Aim of the exercise:
Recast every line of the listing below as a JSON array of strings, one string per line, skipping blank lines and omitting the pictures.
--- --- ---
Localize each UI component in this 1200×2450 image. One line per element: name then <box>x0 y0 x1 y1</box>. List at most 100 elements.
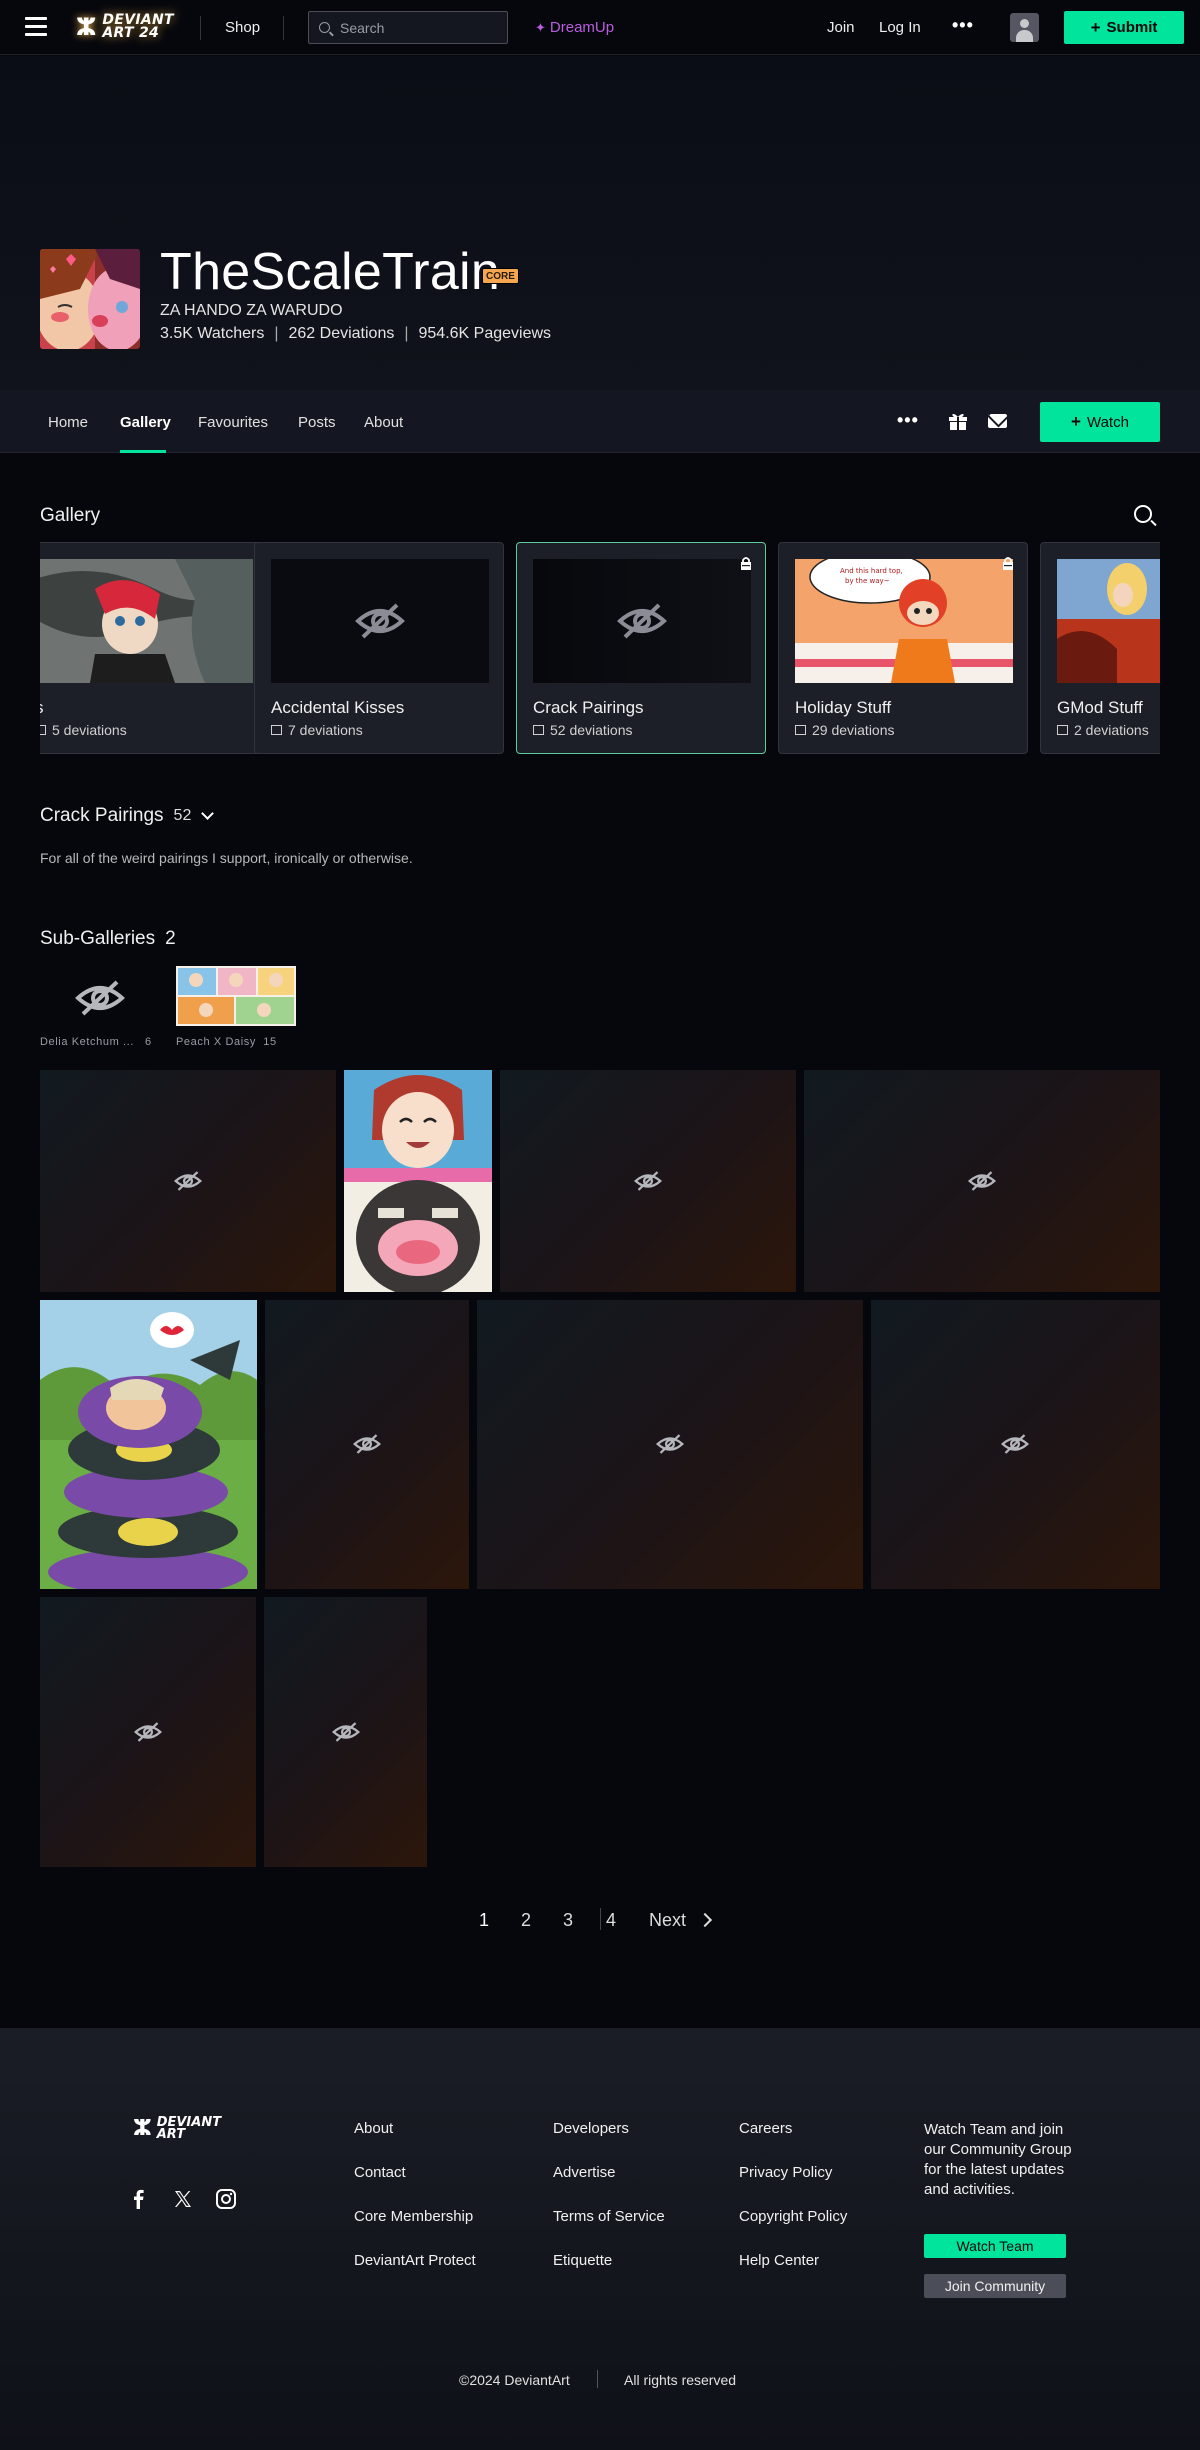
footer-link-deviantart-protect[interactable]: DeviantArt Protect <box>354 2252 476 2269</box>
footer-link-help-center[interactable]: Help Center <box>739 2252 819 2269</box>
footer-link-about[interactable]: About <box>354 2120 393 2137</box>
search-box[interactable] <box>308 11 508 44</box>
subgallery-label[interactable]: Delia Ketchum ... 6 <box>40 1036 152 1048</box>
footer-link-core-membership[interactable]: Core Membership <box>354 2208 473 2225</box>
hidden-content-icon <box>174 1171 202 1191</box>
watch-team-button[interactable]: Watch Team <box>924 2234 1066 2258</box>
active-tab-indicator <box>120 450 166 453</box>
footer-link-terms[interactable]: Terms of Service <box>553 2208 665 2225</box>
deviation-thumbnail-hidden[interactable] <box>804 1070 1160 1292</box>
footer-link-developers[interactable]: Developers <box>553 2120 629 2137</box>
deviation-thumbnail-hidden[interactable] <box>871 1300 1160 1589</box>
gallery-folder-carousel: s 5 deviations Accidental Kisses 7 devia… <box>40 542 1160 756</box>
subgallery-label[interactable]: Peach X Daisy 15 <box>176 1036 277 1048</box>
deviation-thumbnail-hidden[interactable] <box>500 1070 796 1292</box>
nav-divider <box>200 16 201 40</box>
page-4[interactable]: 4 <box>606 1910 616 1931</box>
deviation-thumbnail-hidden[interactable] <box>477 1300 863 1589</box>
chevron-right-icon[interactable] <box>697 1912 713 1928</box>
join-community-button[interactable]: Join Community <box>924 2274 1066 2298</box>
watch-team-blurb: Watch Team and join our Community Group … <box>924 2121 1072 2198</box>
hidden-content-icon <box>134 1722 162 1742</box>
gallery-folder[interactable]: GMod Stuff 2 deviations <box>1040 542 1160 754</box>
gallery-folder[interactable]: And this hard top, by the way~ Holiday S… <box>778 542 1028 754</box>
deviation-thumbnail[interactable] <box>40 1300 257 1589</box>
watch-label: Watch <box>1086 413 1129 431</box>
tab-favourites[interactable]: Favourites <box>198 414 268 431</box>
user-avatar-icon[interactable] <box>1010 13 1039 42</box>
submit-button[interactable]: + Submit <box>1064 11 1184 44</box>
subgallery-thumbnail[interactable] <box>176 966 296 1026</box>
footer-logo[interactable]: ⵣ DEVIANT ART <box>133 2116 221 2142</box>
tab-about[interactable]: About <box>364 414 403 431</box>
watchers-stat[interactable]: 3.5K Watchers <box>160 325 264 343</box>
deviantart-mark-icon: ⵣ <box>76 13 97 41</box>
hidden-content-icon <box>634 1171 662 1191</box>
gift-icon[interactable] <box>948 412 968 430</box>
deviation-thumbnail-hidden[interactable] <box>40 1597 256 1867</box>
deviantart-mark-icon: ⵣ <box>133 2116 152 2141</box>
footer-link-etiquette[interactable]: Etiquette <box>553 2252 612 2269</box>
image-icon <box>271 725 282 735</box>
top-navigation-bar: ⵣ DEVIANTART 24 Shop ✦ DreamUp Join Log … <box>0 0 1200 55</box>
chevron-down-icon <box>201 807 215 820</box>
next-page-link[interactable]: Next <box>649 1910 686 1931</box>
folder-heading: Crack Pairings <box>40 805 164 826</box>
rights-text: All rights reserved <box>624 2372 737 2388</box>
gallery-folder[interactable]: Accidental Kisses 7 deviations <box>254 542 504 754</box>
hidden-content-icon <box>656 1434 684 1454</box>
tab-home[interactable]: Home <box>48 414 88 431</box>
deviations-stat[interactable]: 262 Deviations <box>289 325 395 343</box>
gallery-folder[interactable]: s 5 deviations <box>40 542 268 754</box>
more-options-icon[interactable]: ••• <box>897 410 919 431</box>
mail-icon[interactable] <box>988 414 1007 428</box>
deviation-thumbnail-hidden[interactable] <box>264 1597 427 1867</box>
page-1[interactable]: 1 <box>479 1910 489 1931</box>
gallery-search-icon[interactable] <box>1134 505 1152 523</box>
nav-divider <box>283 16 284 40</box>
hidden-content-icon <box>353 1434 381 1454</box>
folder-thumbnail <box>533 559 751 683</box>
tab-gallery[interactable]: Gallery <box>120 414 171 431</box>
more-options-icon[interactable]: ••• <box>952 15 974 36</box>
footer-link-careers[interactable]: Careers <box>739 2120 792 2137</box>
folder-title: s <box>40 698 44 718</box>
page-3[interactable]: 3 <box>563 1910 573 1931</box>
hamburger-menu-icon[interactable] <box>25 17 47 37</box>
facebook-icon[interactable] <box>128 2188 150 2210</box>
image-icon <box>40 725 46 735</box>
dreamup-link[interactable]: ✦ DreamUp <box>535 19 614 36</box>
footer-link-advertise[interactable]: Advertise <box>553 2164 616 2181</box>
join-link[interactable]: Join <box>827 19 855 36</box>
profile-stats: 3.5K Watchers | 262 Deviations | 954.6K … <box>160 325 551 343</box>
core-badge[interactable]: CORE <box>482 268 519 284</box>
hidden-content-icon <box>968 1171 996 1191</box>
hidden-content-icon <box>617 603 667 639</box>
hidden-content-icon <box>1001 1434 1029 1454</box>
gallery-folder-selected[interactable]: Crack Pairings 52 deviations <box>516 542 766 754</box>
profile-avatar[interactable] <box>40 249 140 349</box>
footer-link-privacy[interactable]: Privacy Policy <box>739 2164 832 2181</box>
instagram-icon[interactable] <box>215 2188 237 2210</box>
folder-heading-dropdown[interactable]: Crack Pairings 52 <box>40 805 215 827</box>
deviation-thumbnail[interactable] <box>344 1070 492 1292</box>
deviation-thumbnail-hidden[interactable] <box>40 1070 336 1292</box>
deviantart-logo[interactable]: ⵣ DEVIANT ART 24 <box>76 9 174 45</box>
footer-link-contact[interactable]: Contact <box>354 2164 406 2181</box>
watch-button[interactable]: + Watch <box>1040 402 1160 442</box>
search-input[interactable] <box>340 19 500 36</box>
subgallery-thumbnail[interactable] <box>40 966 160 1026</box>
profile-tabs-bar: Home Gallery Favourites Posts About ••• … <box>0 390 1200 453</box>
folder-count: 52 deviations <box>533 722 633 738</box>
page-2[interactable]: 2 <box>521 1910 531 1931</box>
folder-description: For all of the weird pairings I support,… <box>40 850 413 866</box>
shop-link[interactable]: Shop <box>225 19 260 36</box>
footer-link-copyright-policy[interactable]: Copyright Policy <box>739 2208 847 2225</box>
x-twitter-icon[interactable] <box>172 2188 194 2210</box>
image-icon <box>1057 725 1068 735</box>
tab-posts[interactable]: Posts <box>298 414 336 431</box>
login-link[interactable]: Log In <box>879 19 921 36</box>
dreamup-label: DreamUp <box>549 19 615 36</box>
folder-title: Holiday Stuff <box>795 698 892 717</box>
deviation-thumbnail-hidden[interactable] <box>265 1300 469 1589</box>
--- --- ---
Finished task:
[
  "Localize each UI component in this 1200×2450 image. One line per element: name then <box>x0 y0 x1 y1</box>. List at most 100 elements.",
  "footer-link-deviantart-protect[interactable]: DeviantArt Protect <box>354 2252 476 2269</box>",
  "footer-link-help-center[interactable]: Help Center <box>739 2252 819 2269</box>",
  "footer-link-about[interactable]: About <box>354 2120 393 2137</box>",
  "search-box[interactable] <box>308 11 508 44</box>",
  "subgallery-label[interactable]: Delia Ketchum ... 6 <box>40 1036 152 1048</box>",
  "footer-link-core-membership[interactable]: Core Membership <box>354 2208 473 2225</box>",
  "hidden-content-icon <box>174 1171 202 1191</box>",
  "watch-team-button[interactable]: Watch Team <box>924 2234 1066 2258</box>",
  "active-tab-indicator <box>120 450 166 453</box>",
  "footer-link-terms[interactable]: Terms of Service <box>553 2208 665 2225</box>",
  "deviation-thumbnail-hidden[interactable] <box>804 1070 1160 1292</box>",
  "footer-link-developers[interactable]: Developers <box>553 2120 629 2137</box>",
  "deviation-thumbnail-hidden[interactable] <box>871 1300 1160 1589</box>",
  "gallery-folder-carousel: s 5 deviations Accidental Kisses 7 devia… <box>40 542 1160 756</box>",
  "subgallery-label[interactable]: Peach X Daisy 15 <box>176 1036 277 1048</box>",
  "deviation-thumbnail-hidden[interactable] <box>500 1070 796 1292</box>",
  "nav-divider <box>200 16 201 40</box>",
  "page-4[interactable]: 4 <box>606 1910 616 1931</box>",
  "deviation-thumbnail-hidden[interactable] <box>477 1300 863 1589</box>",
  "chevron-right-icon[interactable] <box>697 1912 713 1928</box>",
  "join-community-button[interactable]: Join Community <box>924 2274 1066 2298</box>",
  "watch-team-blurb: Watch Team and join our Community Group … <box>924 2121 1072 2198</box>",
  "hidden-content-icon <box>134 1722 162 1742</box>",
  "gallery-folder[interactable]: GMod Stuff 2 deviations <box>1040 542 1160 754</box>",
  "gallery-folder[interactable]: And this hard top, by the way~ Holiday S… <box>778 542 1028 754</box>",
  "deviation-thumbnail[interactable] <box>40 1300 257 1589</box>",
  "watch-label: Watch <box>1086 413 1129 431</box>",
  "tab-favourites[interactable]: Favourites <box>198 414 268 431</box>",
  "user-avatar-icon[interactable] <box>1010 13 1039 42</box>",
  "submit-button[interactable]: + Submit <box>1064 11 1184 44</box>",
  "subgallery-thumbnail[interactable] <box>176 966 296 1026</box>",
  "footer-logo[interactable]: ⵣ DEVIANT ART <box>133 2116 221 2142</box>",
  "tab-about[interactable]: About <box>364 414 403 431</box>",
  "watchers-stat[interactable]: 3.5K Watchers <box>160 325 264 343</box>",
  "deviantart-mark-icon: ⵣ <box>76 13 97 41</box>",
  "hidden-content-icon <box>634 1171 662 1191</box>",
  "gift-icon[interactable] <box>948 412 968 430</box>",
  "deviation-thumbnail-hidden[interactable] <box>40 1597 256 1867</box>",
  "deviantart-mark-icon: ⵣ <box>133 2116 152 2141</box>",
  "footer-link-etiquette[interactable]: Etiquette <box>553 2252 612 2269</box>",
  "image-icon <box>271 725 282 735</box>",
  "top-navigation-bar: ⵣ DEVIANTART 24 Shop ✦ DreamUp Join Log … <box>0 0 1200 55</box>",
  "chevron-down-icon <box>201 807 215 820</box>",
  "next-page-link[interactable]: Next <box>649 1910 686 1931</box>",
  "folder-heading: Crack Pairings <box>40 805 164 826</box>",
  "rights-text: All rights reserved <box>624 2372 737 2388</box>",
  "gallery-folder[interactable]: Accidental Kisses 7 deviations <box>254 542 504 754</box>",
  "hidden-content-icon <box>656 1434 684 1454</box>",
  "tab-home[interactable]: Home <box>48 414 88 431</box>",
  "deviations-stat[interactable]: 262 Deviations <box>289 325 395 343</box>",
  "gallery-folder[interactable]: s 5 deviations <box>40 542 268 754</box>",
  "more-options-icon[interactable]: ••• <box>897 410 919 431</box>",
  "mail-icon[interactable] <box>988 414 1007 428</box>",
  "deviation-thumbnail-hidden[interactable] <box>264 1597 427 1867</box>",
  "page-1[interactable]: 1 <box>479 1910 489 1931</box>",
  "gallery-search-icon[interactable] <box>1134 505 1152 523</box>",
  "nav-divider <box>283 16 284 40</box>",
  "hidden-content-icon <box>353 1434 381 1454</box>",
  "folder-thumbnail <box>533 559 751 683</box>",
  "tab-gallery[interactable]: Gallery <box>120 414 171 431</box>",
  "more-options-icon[interactable]: ••• <box>952 15 974 36</box>",
  "footer-link-careers[interactable]: Careers <box>739 2120 792 2137</box>",
  "folder-title: s <box>40 698 44 718</box>",
  "page-3[interactable]: 3 <box>563 1910 573 1931</box>",
  "hamburger-menu-icon[interactable] <box>25 17 47 37</box>",
  "facebook-icon[interactable] <box>128 2188 150 2210</box>",
  "image-icon <box>40 725 46 735</box>",
  "dreamup-link[interactable]: ✦ DreamUp <box>535 19 614 36</box>",
  "footer-link-advertise[interactable]: Advertise <box>553 2164 616 2181</box>",
  "join-link[interactable]: Join <box>827 19 855 36</box>",
  "profile-stats: 3.5K Watchers | 262 Deviations | 954.6K … <box>160 325 551 343</box>",
  "core-badge[interactable]: CORE <box>482 268 519 284</box>",
  "hidden-content-icon <box>968 1171 996 1191</box>",
  "hidden-content-icon <box>617 603 667 639</box>",
  "hidden-content-icon <box>1001 1434 1029 1454</box>",
  "gallery-folder-selected[interactable]: Crack Pairings 52 deviations <box>516 542 766 754</box>",
  "profile-avatar[interactable] <box>40 249 140 349</box>",
  "footer-link-privacy[interactable]: Privacy Policy <box>739 2164 832 2181</box>",
  "instagram-icon[interactable] <box>215 2188 237 2210</box>",
  "folder-heading-dropdown[interactable]: Crack Pairings 52 <box>40 805 215 827</box>",
  "deviation-thumbnail[interactable] <box>344 1070 492 1292</box>",
  "deviation-thumbnail-hidden[interactable] <box>40 1070 336 1292</box>",
  "deviantart-logo[interactable]: ⵣ DEVIANT ART 24 <box>76 9 174 45</box>",
  "footer-link-contact[interactable]: Contact <box>354 2164 406 2181</box>",
  "watch-button[interactable]: + Watch <box>1040 402 1160 442</box>",
  "search-input[interactable] <box>340 19 500 36</box>",
  "subgallery-thumbnail[interactable] <box>40 966 160 1026</box>",
  "profile-tabs-bar: Home Gallery Favourites Posts About ••• … <box>0 390 1200 453</box>",
  "folder-count: 52 deviations <box>533 722 633 738</box>",
  "page-2[interactable]: 2 <box>521 1910 531 1931</box>",
  "folder-description: For all of the weird pairings I support,… <box>40 850 413 866</box>",
  "shop-link[interactable]: Shop <box>225 19 260 36</box>",
  "footer-link-copyright-policy[interactable]: Copyright Policy <box>739 2208 847 2225</box>",
  "x-twitter-icon[interactable] <box>172 2188 194 2210</box>",
  "image-icon <box>1057 725 1068 735</box>",
  "tab-posts[interactable]: Posts <box>298 414 336 431</box>",
  "login-link[interactable]: Log In <box>879 19 921 36</box>",
  "dreamup-label: DreamUp <box>549 19 615 36</box>",
  "folder-title: Holiday Stuff <box>795 698 892 717</box>",
  "deviation-thumbnail-hidden[interactable] <box>265 1300 469 1589</box>"
]